[Figure record listings]
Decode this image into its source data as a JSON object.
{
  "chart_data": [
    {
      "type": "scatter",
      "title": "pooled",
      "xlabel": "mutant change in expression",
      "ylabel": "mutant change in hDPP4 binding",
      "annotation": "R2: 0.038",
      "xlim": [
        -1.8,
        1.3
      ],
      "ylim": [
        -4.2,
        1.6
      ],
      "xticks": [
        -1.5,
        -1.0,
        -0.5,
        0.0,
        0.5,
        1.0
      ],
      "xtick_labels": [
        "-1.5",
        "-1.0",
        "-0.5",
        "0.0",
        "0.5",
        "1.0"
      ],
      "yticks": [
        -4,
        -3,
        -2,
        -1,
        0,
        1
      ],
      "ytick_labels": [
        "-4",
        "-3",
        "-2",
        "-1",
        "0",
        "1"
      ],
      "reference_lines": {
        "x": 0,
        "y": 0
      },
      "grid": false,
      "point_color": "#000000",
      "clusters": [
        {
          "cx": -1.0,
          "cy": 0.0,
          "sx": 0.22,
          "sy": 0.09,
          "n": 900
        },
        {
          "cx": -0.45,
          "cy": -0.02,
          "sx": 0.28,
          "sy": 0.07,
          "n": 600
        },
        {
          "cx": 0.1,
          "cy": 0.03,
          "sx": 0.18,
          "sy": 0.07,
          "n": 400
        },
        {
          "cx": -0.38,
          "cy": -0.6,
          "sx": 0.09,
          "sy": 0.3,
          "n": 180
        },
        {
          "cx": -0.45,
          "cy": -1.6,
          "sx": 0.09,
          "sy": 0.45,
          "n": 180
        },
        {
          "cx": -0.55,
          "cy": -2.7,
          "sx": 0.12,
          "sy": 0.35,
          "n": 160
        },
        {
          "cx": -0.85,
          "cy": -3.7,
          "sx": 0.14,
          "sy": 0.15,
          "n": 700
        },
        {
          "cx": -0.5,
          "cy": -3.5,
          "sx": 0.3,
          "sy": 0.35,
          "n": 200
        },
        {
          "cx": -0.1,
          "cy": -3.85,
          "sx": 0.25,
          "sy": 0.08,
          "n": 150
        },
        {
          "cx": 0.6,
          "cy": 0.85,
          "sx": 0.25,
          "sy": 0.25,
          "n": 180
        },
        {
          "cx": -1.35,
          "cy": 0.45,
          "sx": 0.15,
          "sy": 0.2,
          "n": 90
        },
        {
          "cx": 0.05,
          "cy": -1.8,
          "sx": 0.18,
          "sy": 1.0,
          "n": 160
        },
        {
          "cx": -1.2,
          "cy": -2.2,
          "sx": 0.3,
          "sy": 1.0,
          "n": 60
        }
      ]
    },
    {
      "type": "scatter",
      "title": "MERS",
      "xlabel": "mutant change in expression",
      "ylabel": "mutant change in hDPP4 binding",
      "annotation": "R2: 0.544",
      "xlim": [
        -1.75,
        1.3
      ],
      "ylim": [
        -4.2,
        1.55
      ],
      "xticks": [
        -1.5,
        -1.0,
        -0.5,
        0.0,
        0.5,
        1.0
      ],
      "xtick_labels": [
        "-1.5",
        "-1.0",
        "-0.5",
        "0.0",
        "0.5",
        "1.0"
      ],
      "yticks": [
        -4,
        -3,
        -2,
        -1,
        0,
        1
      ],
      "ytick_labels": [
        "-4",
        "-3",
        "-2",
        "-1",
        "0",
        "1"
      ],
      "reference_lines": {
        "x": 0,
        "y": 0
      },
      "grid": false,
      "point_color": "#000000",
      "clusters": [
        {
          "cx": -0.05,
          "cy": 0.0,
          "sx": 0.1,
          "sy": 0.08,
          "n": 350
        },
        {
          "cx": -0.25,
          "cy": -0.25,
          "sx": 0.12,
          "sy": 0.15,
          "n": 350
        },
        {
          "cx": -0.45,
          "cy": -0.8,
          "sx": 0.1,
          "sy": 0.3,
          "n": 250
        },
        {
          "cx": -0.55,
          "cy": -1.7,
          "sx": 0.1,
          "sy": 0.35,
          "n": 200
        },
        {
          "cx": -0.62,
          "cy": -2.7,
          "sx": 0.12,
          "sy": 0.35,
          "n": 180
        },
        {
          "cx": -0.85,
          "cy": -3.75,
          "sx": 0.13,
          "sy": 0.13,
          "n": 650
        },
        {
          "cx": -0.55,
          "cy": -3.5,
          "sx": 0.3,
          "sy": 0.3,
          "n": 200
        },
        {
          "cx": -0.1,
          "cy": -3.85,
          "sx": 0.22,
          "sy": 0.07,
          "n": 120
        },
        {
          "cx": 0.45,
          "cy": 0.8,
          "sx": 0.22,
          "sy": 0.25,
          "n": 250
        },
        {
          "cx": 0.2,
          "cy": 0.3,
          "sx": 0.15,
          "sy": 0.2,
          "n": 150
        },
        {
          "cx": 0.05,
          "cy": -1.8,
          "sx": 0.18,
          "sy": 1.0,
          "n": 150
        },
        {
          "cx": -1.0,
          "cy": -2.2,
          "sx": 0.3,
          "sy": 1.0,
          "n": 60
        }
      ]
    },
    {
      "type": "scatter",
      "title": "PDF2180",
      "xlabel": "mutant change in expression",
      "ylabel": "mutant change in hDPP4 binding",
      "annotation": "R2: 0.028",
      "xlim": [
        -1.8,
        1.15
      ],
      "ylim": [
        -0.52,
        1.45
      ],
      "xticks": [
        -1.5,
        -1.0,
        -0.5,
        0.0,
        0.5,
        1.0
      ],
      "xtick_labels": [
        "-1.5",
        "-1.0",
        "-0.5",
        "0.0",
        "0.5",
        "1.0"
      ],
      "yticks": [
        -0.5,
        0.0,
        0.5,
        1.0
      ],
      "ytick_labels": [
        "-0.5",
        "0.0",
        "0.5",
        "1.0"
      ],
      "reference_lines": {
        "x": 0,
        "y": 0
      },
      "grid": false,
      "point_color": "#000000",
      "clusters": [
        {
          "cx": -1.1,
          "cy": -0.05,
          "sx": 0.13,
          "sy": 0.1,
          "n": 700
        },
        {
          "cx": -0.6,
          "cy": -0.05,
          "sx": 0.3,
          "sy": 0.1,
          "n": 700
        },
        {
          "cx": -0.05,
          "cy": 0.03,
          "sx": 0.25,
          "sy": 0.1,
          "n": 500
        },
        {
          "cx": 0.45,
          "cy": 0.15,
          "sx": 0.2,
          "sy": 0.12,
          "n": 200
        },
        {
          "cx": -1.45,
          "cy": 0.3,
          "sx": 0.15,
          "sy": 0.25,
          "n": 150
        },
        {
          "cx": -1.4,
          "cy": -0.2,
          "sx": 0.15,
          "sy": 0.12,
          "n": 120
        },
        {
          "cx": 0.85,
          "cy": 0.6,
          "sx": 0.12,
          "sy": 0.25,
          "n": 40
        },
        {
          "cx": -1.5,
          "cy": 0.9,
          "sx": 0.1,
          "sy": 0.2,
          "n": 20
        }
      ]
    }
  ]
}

_Written instruction_
Write out the data exactly as it stands.

_Finished answer_
Decode this image into its source data as a JSON object.
{
  "chart_data": [
    {
      "type": "scatter",
      "title": "pooled",
      "xlabel": "mutant change in expression",
      "ylabel": "mutant change in hDPP4 binding",
      "annotation": "R2: 0.038",
      "xlim": [
        -1.8,
        1.3
      ],
      "ylim": [
        -4.2,
        1.6
      ],
      "xticks": [
        -1.5,
        -1.0,
        -0.5,
        0.0,
        0.5,
        1.0
      ],
      "xtick_labels": [
        "-1.5",
        "-1.0",
        "-0.5",
        "0.0",
        "0.5",
        "1.0"
      ],
      "yticks": [
        -4,
        -3,
        -2,
        -1,
        0,
        1
      ],
      "ytick_labels": [
        "-4",
        "-3",
        "-2",
        "-1",
        "0",
        "1"
      ],
      "reference_lines": {
        "x": 0,
        "y": 0
      },
      "grid": false,
      "point_color": "#000000",
      "clusters": [
        {
          "cx": -1.0,
          "cy": 0.0,
          "sx": 0.22,
          "sy": 0.09,
          "n": 900
        },
        {
          "cx": -0.45,
          "cy": -0.02,
          "sx": 0.28,
          "sy": 0.07,
          "n": 600
        },
        {
          "cx": 0.1,
          "cy": 0.03,
          "sx": 0.18,
          "sy": 0.07,
          "n": 400
        },
        {
          "cx": -0.38,
          "cy": -0.6,
          "sx": 0.09,
          "sy": 0.3,
          "n": 180
        },
        {
          "cx": -0.45,
          "cy": -1.6,
          "sx": 0.09,
          "sy": 0.45,
          "n": 180
        },
        {
          "cx": -0.55,
          "cy": -2.7,
          "sx": 0.12,
          "sy": 0.35,
          "n": 160
        },
        {
          "cx": -0.85,
          "cy": -3.7,
          "sx": 0.14,
          "sy": 0.15,
          "n": 700
        },
        {
          "cx": -0.5,
          "cy": -3.5,
          "sx": 0.3,
          "sy": 0.35,
          "n": 200
        },
        {
          "cx": -0.1,
          "cy": -3.85,
          "sx": 0.25,
          "sy": 0.08,
          "n": 150
        },
        {
          "cx": 0.6,
          "cy": 0.85,
          "sx": 0.25,
          "sy": 0.25,
          "n": 180
        },
        {
          "cx": -1.35,
          "cy": 0.45,
          "sx": 0.15,
          "sy": 0.2,
          "n": 90
        },
        {
          "cx": 0.05,
          "cy": -1.8,
          "sx": 0.18,
          "sy": 1.0,
          "n": 160
        },
        {
          "cx": -1.2,
          "cy": -2.2,
          "sx": 0.3,
          "sy": 1.0,
          "n": 60
        }
      ]
    },
    {
      "type": "scatter",
      "title": "MERS",
      "xlabel": "mutant change in expression",
      "ylabel": "mutant change in hDPP4 binding",
      "annotation": "R2: 0.544",
      "xlim": [
        -1.75,
        1.3
      ],
      "ylim": [
        -4.2,
        1.55
      ],
      "xticks": [
        -1.5,
        -1.0,
        -0.5,
        0.0,
        0.5,
        1.0
      ],
      "xtick_labels": [
        "-1.5",
        "-1.0",
        "-0.5",
        "0.0",
        "0.5",
        "1.0"
      ],
      "yticks": [
        -4,
        -3,
        -2,
        -1,
        0,
        1
      ],
      "ytick_labels": [
        "-4",
        "-3",
        "-2",
        "-1",
        "0",
        "1"
      ],
      "reference_lines": {
        "x": 0,
        "y": 0
      },
      "grid": false,
      "point_color": "#000000",
      "clusters": [
        {
          "cx": -0.05,
          "cy": 0.0,
          "sx": 0.1,
          "sy": 0.08,
          "n": 350
        },
        {
          "cx": -0.25,
          "cy": -0.25,
          "sx": 0.12,
          "sy": 0.15,
          "n": 350
        },
        {
          "cx": -0.45,
          "cy": -0.8,
          "sx": 0.1,
          "sy": 0.3,
          "n": 250
        },
        {
          "cx": -0.55,
          "cy": -1.7,
          "sx": 0.1,
          "sy": 0.35,
          "n": 200
        },
        {
          "cx": -0.62,
          "cy": -2.7,
          "sx": 0.12,
          "sy": 0.35,
          "n": 180
        },
        {
          "cx": -0.85,
          "cy": -3.75,
          "sx": 0.13,
          "sy": 0.13,
          "n": 650
        },
        {
          "cx": -0.55,
          "cy": -3.5,
          "sx": 0.3,
          "sy": 0.3,
          "n": 200
        },
        {
          "cx": -0.1,
          "cy": -3.85,
          "sx": 0.22,
          "sy": 0.07,
          "n": 120
        },
        {
          "cx": 0.45,
          "cy": 0.8,
          "sx": 0.22,
          "sy": 0.25,
          "n": 250
        },
        {
          "cx": 0.2,
          "cy": 0.3,
          "sx": 0.15,
          "sy": 0.2,
          "n": 150
        },
        {
          "cx": 0.05,
          "cy": -1.8,
          "sx": 0.18,
          "sy": 1.0,
          "n": 150
        },
        {
          "cx": -1.0,
          "cy": -2.2,
          "sx": 0.3,
          "sy": 1.0,
          "n": 60
        }
      ]
    },
    {
      "type": "scatter",
      "title": "PDF2180",
      "xlabel": "mutant change in expression",
      "ylabel": "mutant change in hDPP4 binding",
      "annotation": "R2: 0.028",
      "xlim": [
        -1.8,
        1.15
      ],
      "ylim": [
        -0.52,
        1.45
      ],
      "xticks": [
        -1.5,
        -1.0,
        -0.5,
        0.0,
        0.5,
        1.0
      ],
      "xtick_labels": [
        "-1.5",
        "-1.0",
        "-0.5",
        "0.0",
        "0.5",
        "1.0"
      ],
      "yticks": [
        -0.5,
        0.0,
        0.5,
        1.0
      ],
      "ytick_labels": [
        "-0.5",
        "0.0",
        "0.5",
        "1.0"
      ],
      "reference_lines": {
        "x": 0,
        "y": 0
      },
      "grid": false,
      "point_color": "#000000",
      "clusters": [
        {
          "cx": -1.1,
          "cy": -0.05,
          "sx": 0.13,
          "sy": 0.1,
          "n": 700
        },
        {
          "cx": -0.6,
          "cy": -0.05,
          "sx": 0.3,
          "sy": 0.1,
          "n": 700
        },
        {
          "cx": -0.05,
          "cy": 0.03,
          "sx": 0.25,
          "sy": 0.1,
          "n": 500
        },
        {
          "cx": 0.45,
          "cy": 0.15,
          "sx": 0.2,
          "sy": 0.12,
          "n": 200
        },
        {
          "cx": -1.45,
          "cy": 0.3,
          "sx": 0.15,
          "sy": 0.25,
          "n": 150
        },
        {
          "cx": -1.4,
          "cy": -0.2,
          "sx": 0.15,
          "sy": 0.12,
          "n": 120
        },
        {
          "cx": 0.85,
          "cy": 0.6,
          "sx": 0.12,
          "sy": 0.25,
          "n": 40
        },
        {
          "cx": -1.5,
          "cy": 0.9,
          "sx": 0.1,
          "sy": 0.2,
          "n": 20
        }
      ]
    }
  ]
}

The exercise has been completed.